▶ _Task material_:
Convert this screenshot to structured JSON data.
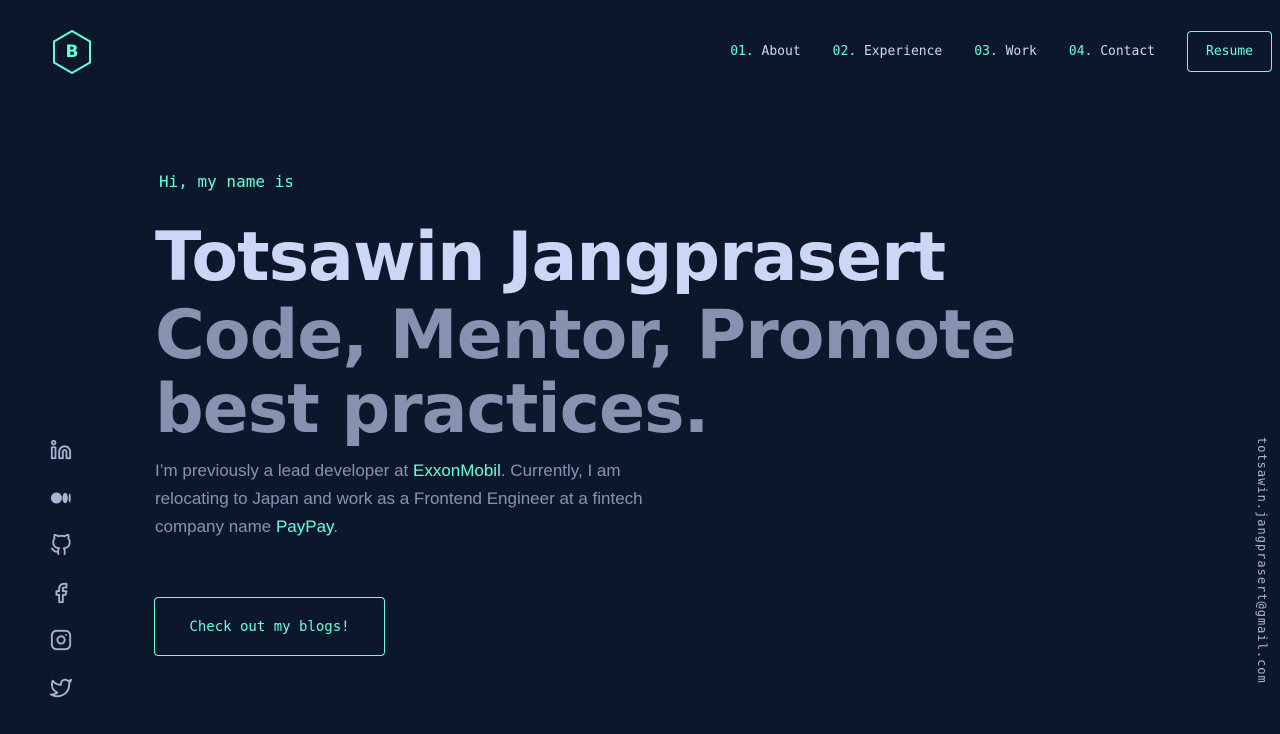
{
  "brand": {
    "letter": "B"
  },
  "nav": {
    "items": [
      {
        "num": "01.",
        "label": "About"
      },
      {
        "num": "02.",
        "label": "Experience"
      },
      {
        "num": "03.",
        "label": "Work"
      },
      {
        "num": "04.",
        "label": "Contact"
      }
    ],
    "resume_label": "Resume"
  },
  "hero": {
    "greeting": "Hi, my name is",
    "name": "Totsawin Jangprasert",
    "tagline": "Code, Mentor, Promote best practices.",
    "intro": {
      "part1": "I’m previously a lead developer at ",
      "company1": "ExxonMobil",
      "part2": ". Currently, I am relocating to Japan and work as a Frontend Engineer at a fintech company name ",
      "company2": "PayPay",
      "part3": "."
    },
    "cta_label": "Check out my blogs!"
  },
  "socials": [
    "linkedin-icon",
    "medium-icon",
    "github-icon",
    "facebook-icon",
    "instagram-icon",
    "twitter-icon"
  ],
  "email": "totsawin.jangprasert@gmail.com",
  "colors": {
    "background": "#0d172c",
    "accent": "#64ffda",
    "heading": "#ccd6f6",
    "text": "#8892b0"
  }
}
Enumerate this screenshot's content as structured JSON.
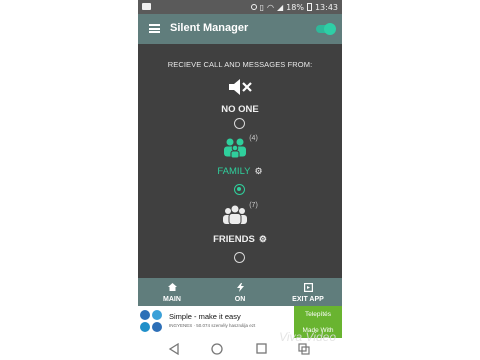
{
  "status_bar": {
    "battery_percent": "18%",
    "time": "13:43"
  },
  "app_bar": {
    "title": "Silent Manager",
    "toggle_on": true
  },
  "content": {
    "heading": "RECIEVE CALL AND MESSAGES FROM:",
    "options": [
      {
        "label": "NO ONE",
        "icon": "mute-icon",
        "count": "",
        "settings": false,
        "selected": false
      },
      {
        "label": "FAMILY",
        "icon": "family-group-icon",
        "count": "(4)",
        "settings": true,
        "selected": true
      },
      {
        "label": "FRIENDS",
        "icon": "friends-group-icon",
        "count": "(7)",
        "settings": true,
        "selected": false
      }
    ]
  },
  "bottom_nav": {
    "items": [
      {
        "label": "MAIN",
        "icon": "home-icon"
      },
      {
        "label": "ON",
        "icon": "bolt-icon"
      },
      {
        "label": "EXIT APP",
        "icon": "exit-icon"
      }
    ]
  },
  "ad": {
    "title": "Simple - make it easy",
    "subtitle": "INGYENES · 50.074 személy használja ezt",
    "button_line1": "Telepítés",
    "button_line2": "Made With"
  },
  "watermark": "Viva Video",
  "colors": {
    "accent": "#2fcf9c",
    "appbar": "#607d7c",
    "background": "#404040",
    "ad_button": "#69b430"
  }
}
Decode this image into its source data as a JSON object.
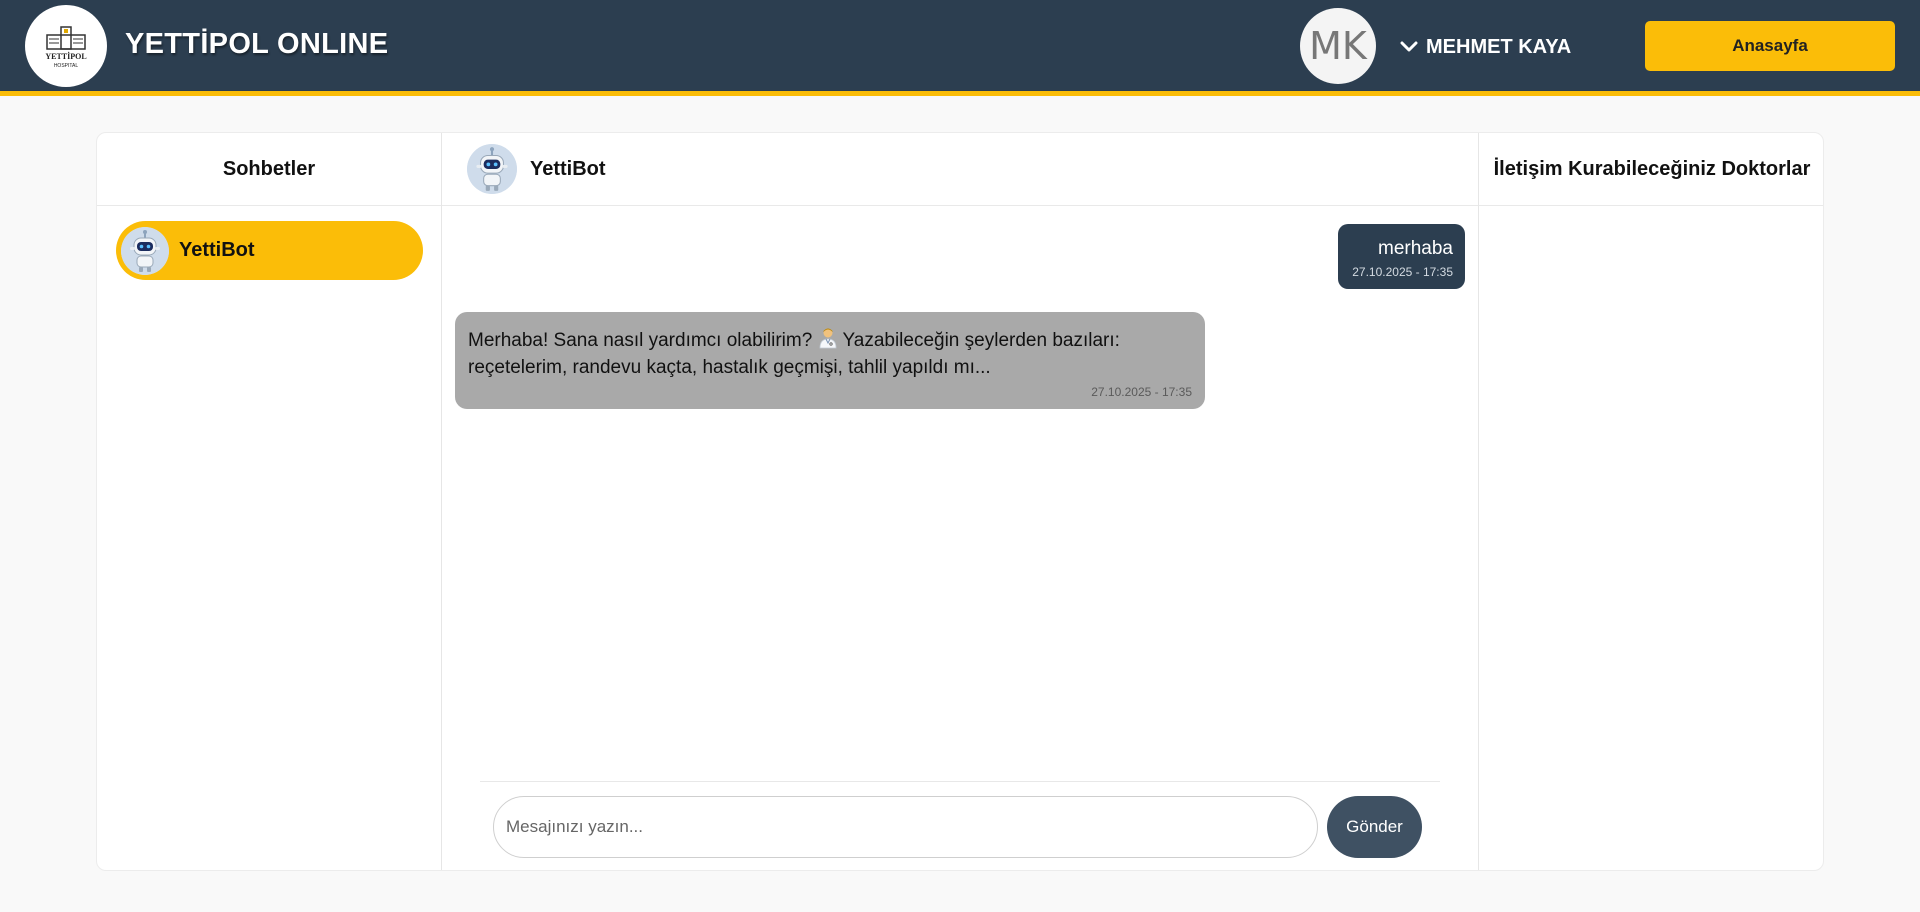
{
  "header": {
    "logo": {
      "text": "YETTİPOL",
      "subtext": "HOSPITAL"
    },
    "title": "YETTİPOL ONLINE",
    "user_initials": "MK",
    "user_name": "MEHMET KAYA",
    "home_button": "Anasayfa"
  },
  "sidebar": {
    "title": "Sohbetler",
    "chats": [
      {
        "name": "YettiBot",
        "active": true
      }
    ]
  },
  "chat": {
    "bot_name": "YettiBot",
    "messages": [
      {
        "direction": "outgoing",
        "text": "merhaba",
        "time": "27.10.2025 - 17:35"
      },
      {
        "direction": "incoming",
        "text_before_emoji": "Merhaba! Sana nasıl yardımcı olabilirim?",
        "emoji": "doctor-emoji",
        "text_after_emoji": "Yazabileceğin şeylerden bazıları: reçetelerim, randevu kaçta, hastalık geçmişi, tahlil yapıldı mı...",
        "time": "27.10.2025 - 17:35"
      }
    ],
    "input_placeholder": "Mesajınızı yazın...",
    "send_button": "Gönder"
  },
  "doctors_panel": {
    "title": "İletişim Kurabileceğiniz Doktorlar",
    "doctors": []
  },
  "colors": {
    "header_bg": "#2c3e50",
    "accent": "#fbbd08",
    "outgoing_bubble": "#2c3e50",
    "incoming_bubble": "#a9a9a9",
    "send_button": "#3f5163"
  }
}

▶ _Exercise brief_: Locate the word "structured" in the records above, and return each line that has it.

▶ _Answer_:
Convert this screenshot to structured JSON data.
Enumerate this screenshot's content as structured JSON.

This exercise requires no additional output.